> Exercise aim: Repeat the listing below in full, exactly as it stands.

> Dataset content:

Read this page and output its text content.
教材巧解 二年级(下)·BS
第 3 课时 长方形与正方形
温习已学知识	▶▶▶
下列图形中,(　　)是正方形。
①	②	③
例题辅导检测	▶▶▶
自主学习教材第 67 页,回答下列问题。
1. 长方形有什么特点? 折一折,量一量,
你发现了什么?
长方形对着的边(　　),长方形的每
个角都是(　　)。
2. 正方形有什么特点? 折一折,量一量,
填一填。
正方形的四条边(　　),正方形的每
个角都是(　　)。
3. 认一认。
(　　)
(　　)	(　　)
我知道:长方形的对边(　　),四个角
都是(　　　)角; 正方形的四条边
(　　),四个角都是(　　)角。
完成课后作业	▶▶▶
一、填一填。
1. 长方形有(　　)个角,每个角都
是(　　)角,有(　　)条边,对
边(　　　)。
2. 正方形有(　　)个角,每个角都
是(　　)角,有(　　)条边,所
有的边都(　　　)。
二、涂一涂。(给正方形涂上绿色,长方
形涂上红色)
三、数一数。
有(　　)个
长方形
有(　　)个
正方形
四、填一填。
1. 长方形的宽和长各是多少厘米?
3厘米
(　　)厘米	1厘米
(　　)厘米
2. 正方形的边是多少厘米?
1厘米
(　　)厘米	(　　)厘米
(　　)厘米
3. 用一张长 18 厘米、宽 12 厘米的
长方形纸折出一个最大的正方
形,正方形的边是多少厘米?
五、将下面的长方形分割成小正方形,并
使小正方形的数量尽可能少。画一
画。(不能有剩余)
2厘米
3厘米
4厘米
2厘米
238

> Answer below:
Read this page and output its text content.
教材巧解 二年级(下)·BS
第 3 课时 长方形与正方形
温习已学知识	▶▶▶
下列图形中,(　　)是正方形。
①	②	③
例题辅导检测	▶▶▶
自主学习教材第 67 页,回答下列问题。
1. 长方形有什么特点? 折一折,量一量,
你发现了什么?
长方形对着的边(　　),长方形的每
个角都是(　　)。
2. 正方形有什么特点? 折一折,量一量,
填一填。
正方形的四条边(　　),正方形的每
个角都是(　　)。
3. 认一认。
(　　)
(　　)	(　　)
我知道:长方形的对边(　　),四个角
都是(　　　)角; 正方形的四条边
(　　),四个角都是(　　)角。
完成课后作业	▶▶▶
一、填一填。
1. 长方形有(　　)个角,每个角都
是(　　)角,有(　　)条边,对
边(　　　)。
2. 正方形有(　　)个角,每个角都
是(　　)角,有(　　)条边,所
有的边都(　　　)。
二、涂一涂。(给正方形涂上绿色,长方
形涂上红色)
三、数一数。
有(　　)个
长方形
有(　　)个
正方形
四、填一填。
1. 长方形的宽和长各是多少厘米?
3厘米
(　　)厘米	1厘米
(　　)厘米
2. 正方形的边是多少厘米?
1厘米
(　　)厘米	(　　)厘米
(　　)厘米
3. 用一张长 18 厘米、宽 12 厘米的
长方形纸折出一个最大的正方
形,正方形的边是多少厘米?
五、将下面的长方形分割成小正方形,并
使小正方形的数量尽可能少。画一
画。(不能有剩余)
2厘米
3厘米
4厘米
2厘米
238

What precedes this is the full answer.